* MATERIAL FOR THIS EXERCISE *

———

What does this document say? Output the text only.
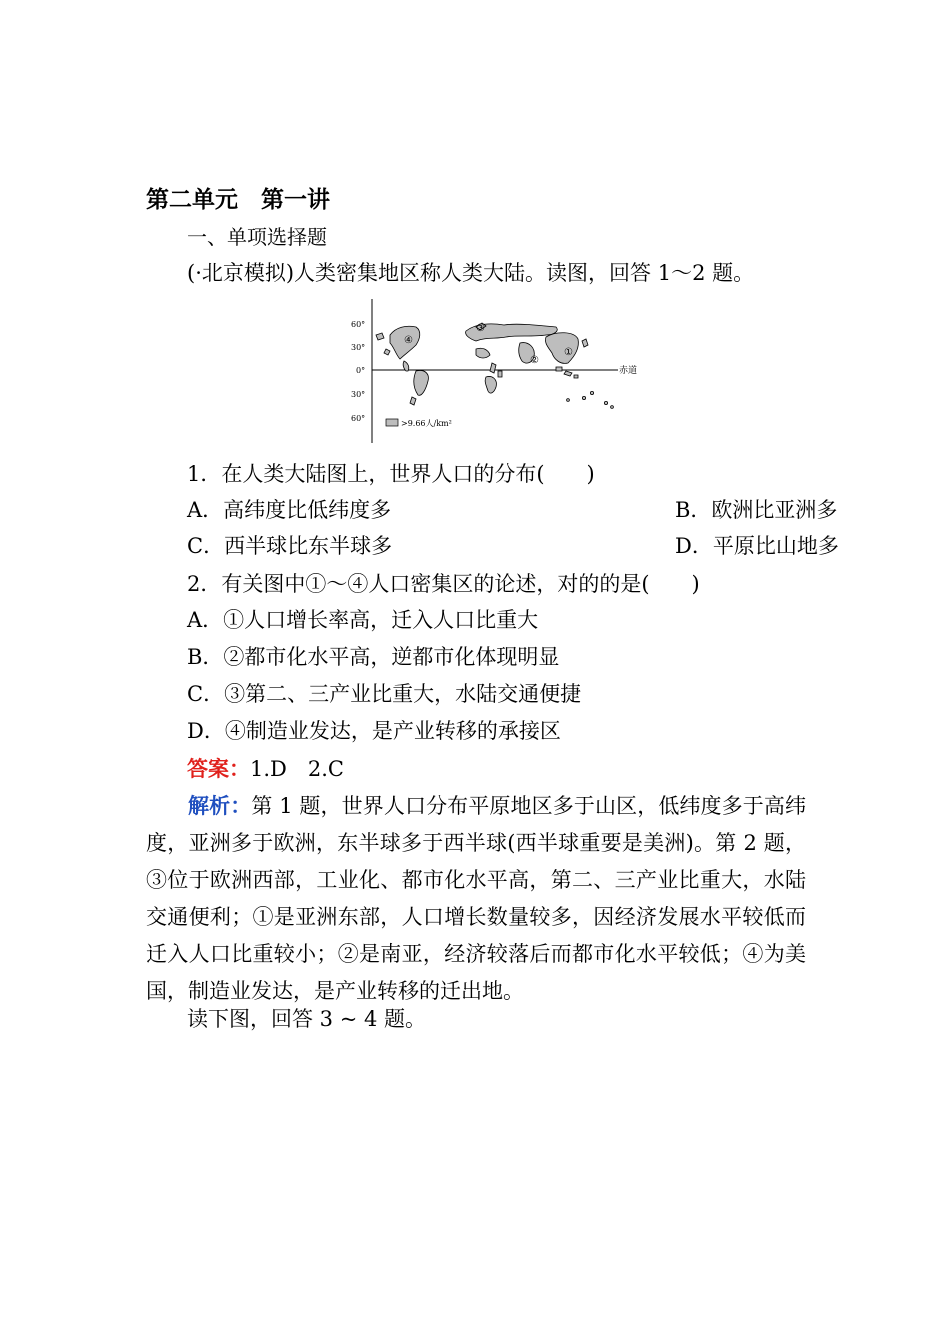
第二单元　第一讲
一、单项选择题
(·北京模拟)人类密集地区称人类大陆。读图，回答 1～2 题。
60°
30°
0°
30°
60°
赤道
①
②
③
④
>9.66人/km²
1．在人类大陆图上，世界人口的分布(　　)
A．高纬度比低纬度多	B．欧洲比亚洲多
C．西半球比东半球多	D．平原比山地多
2．有关图中①～④人口密集区的论述，对的的是(　　)
A．①人口增长率高，迁入人口比重大
B．②都市化水平高，逆都市化体现明显
C．③第二、三产业比重大，水陆交通便捷
D．④制造业发达，是产业转移的承接区
答案：1.D　2.C
解析：第 1 题，世界人口分布平原地区多于山区，低纬度多于高纬度，亚洲多于欧洲，东半球多于西半球(西半球重要是美洲)。第 2 题，③位于欧洲西部，工业化、都市化水平高，第二、三产业比重大，水陆交通便利；①是亚洲东部，人口增长数量较多，因经济发展水平较低而迁入人口比重较小；②是南亚，经济较落后而都市化水平较低；④为美国，制造业发达，是产业转移的迁出地。
读下图，回答 3 ~ 4 题。
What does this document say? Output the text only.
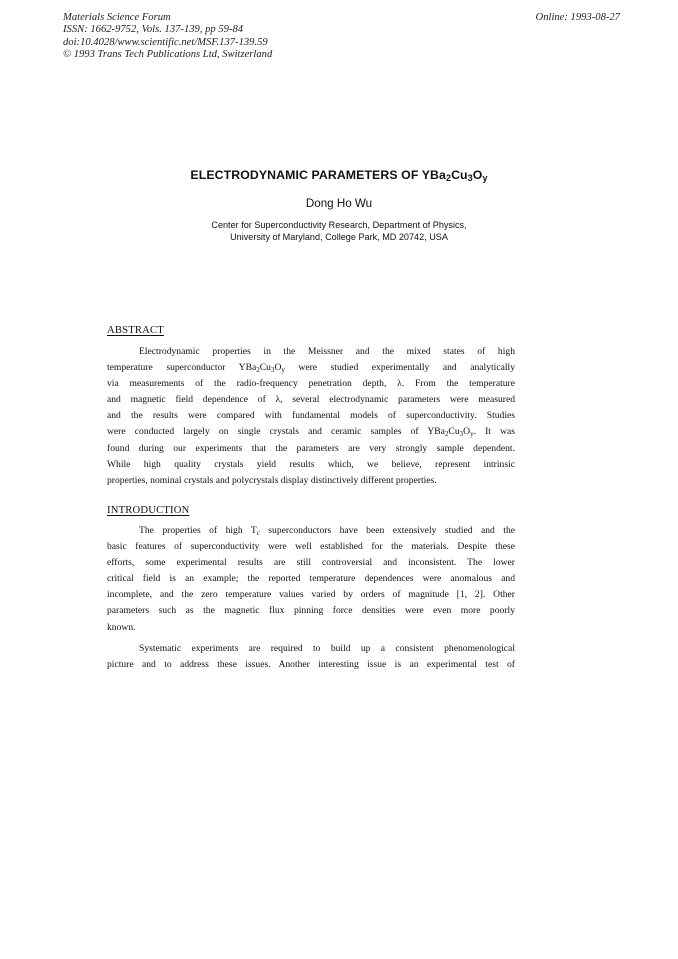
Materials Science Forum
ISSN: 1662-9752, Vols. 137-139, pp 59-84
doi:10.4028/www.scientific.net/MSF.137-139.59
© 1993 Trans Tech Publications Ltd, Switzerland
Online: 1993-08-27
ELECTRODYNAMIC PARAMETERS OF $YBa_2Cu_3O_y$
Dong Ho Wu
Center for Superconductivity Research, Department of Physics,
University of Maryland, College Park, MD 20742, USA
ABSTRACT
Electrodynamic properties in the Meissner and the mixed states of high
temperature superconductor $YBa_2Cu_3O_y$ were studied experimentally and analytically
via measurements of the radio-frequency penetration depth, λ. From the temperature
and magnetic field dependence of λ, several electrodynamic parameters were measured
and the results were compared with fundamental models of superconductivity. Studies
were conducted largely on single crystals and ceramic samples of $YBa_2Cu_3O_y$. It was
found during our experiments that the parameters are very strongly sample dependent.
While high quality crystals yield results which, we believe, represent intrinsic
properties, nominal crystals and polycrystals display distinctively different properties.
INTRODUCTION
The properties of high $T_c$ superconductors have been extensively studied and the
basic features of superconductivity were well established for the materials. Despite these
efforts, some experimental results are still controversial and inconsistent. The lower
critical field is an example; the reported temperature dependences were anomalous and
incomplete, and the zero temperature values varied by orders of magnitude [1, 2]. Other
parameters such as the magnetic flux pinning force densities were even more poorly
known.
Systematic experiments are required to build up a consistent phenomenological
picture and to address these issues. Another interesting issue is an experimental test of
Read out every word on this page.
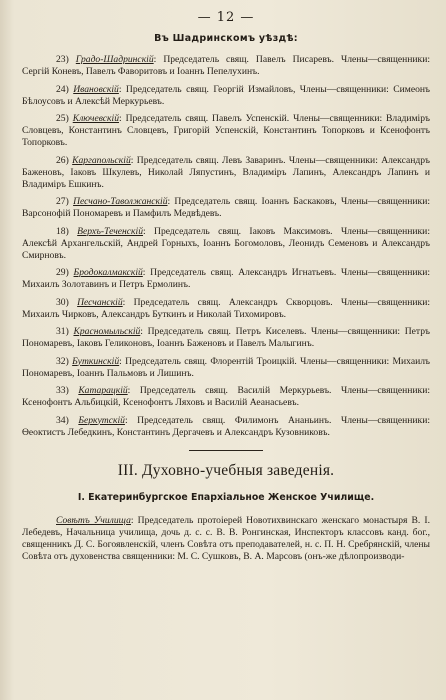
— 12 —
Въ Шадринскомъ уѣздѣ:

23) Градо-Шадринскій: Председатель свящ. Павелъ Писаревъ. Члены—священники: Сергій Коневъ, Павелъ Фаворитовъ и Іоаннъ Пепелухинъ.

24) Ивановскій: Председатель свящ. Георгій Измайловъ, Члены—священники: Симеонъ Бѣлоусовъ и Алексѣй Меркурьевъ.

25) Ключевскій: Председатель свящ. Павелъ Успенскій. Члены—священники: Владиміръ Словцевъ, Константинъ Словцевъ, Григорій Успенскій, Константинъ Топорковъ и Ксенофонтъ Топорковъ.

26) Каргапольскій: Председатель свящ. Левъ Заваринъ. Члены—священники: Александръ Баженовъ, Іаковъ Шкулевъ, Николай Ляпустинъ, Владиміръ Лапинъ, Александръ Лапинъ и Владиміръ Ешкинъ.

27) Песчано-Таволжанскій: Председатель свящ. Іоаннъ Баскаковъ, Члены—священники: Варсонофій Пономаревъ и Памфилъ Медвѣдевъ.

18) Верхъ-Теченскій: Председатель свящ. Іаковъ Максимовъ. Члены—священники: Алексѣй Архангельскій, Андрей Горныхъ, Іоаннъ Богомоловъ, Леонидъ Семеновъ и Александръ Смирновъ.

29) Бродокалмакскій: Председатель свящ. Александръ Игнатьевъ. Члены—священники: Михаилъ Золотавинъ и Петръ Ермолинъ.

30) Песчанскій: Председатель свящ. Александръ Скворцовъ. Члены—священники: Михаилъ Чирковъ, Александръ Буткинъ и Николай Тихомировъ.

31) Красномыльскій: Председатель свящ. Петръ Киселевъ. Члены—священники: Петръ Пономаревъ, Іаковъ Геликоновъ, Іоаннъ Баженовъ и Павелъ Малыгинъ.

32) Буткинскій: Председатель свящ. Флорентій Троицкій. Члены—священники: Михаилъ Пономаревъ, Іоаннъ Пальмовъ и Лишинъ.

33) Катарацкій: Председатель свящ. Василій Меркурьевъ. Члены—священники: Ксенофонтъ Альбицкій, Ксенофонтъ Ляховъ и Василій Аеанасьевъ.

34) Беркутскій: Председатель свящ. Филимонъ Ананьинъ. Члены—священники: Ѳеоктистъ Лебедкинъ, Константинъ Дергачевъ и Александръ Кузовниковъ.

III. Духовно-учебныя заведенія.
I. Екатеринбургское Епархіальное Женское Училище.

Совѣтъ Училища: Председатель протоіерей Новотихвинскаго женскаго монастыря В. І. Лебедевъ, Начальница училища, дочь д. с. с. В. В. Ронгинская, Инспекторъ классовъ канд. бог., священникъ Д. С. Богоявленскій, членъ Совѣта отъ преподавателей, н. с. П. Н. Сребрянскій, члены Совѣта отъ духовенства священники: М. С. Сушковъ, В. А. Марсовъ (онъ-же дѣлопроизводи-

———

* WHAT THE EXERCISE ASKS *
Extract all lines of the records above that include "三产业比重大".

* SOLUTION *
C．③第二、三产业比重大，水陆交通便捷
解析：第 1 题，世界人口分布平原地区多于山区，低纬度多于高纬度，亚洲多于欧洲，东半球多于西半球(西半球重要是美洲)。第 2 题，③位于欧洲西部，工业化、都市化水平高，第二、三产业比重大，水陆交通便利；①是亚洲东部，人口增长数量较多，因经济发展水平较低而迁入人口比重较小；②是南亚，经济较落后而都市化水平较低；④为美国，制造业发达，是产业转移的迁出地。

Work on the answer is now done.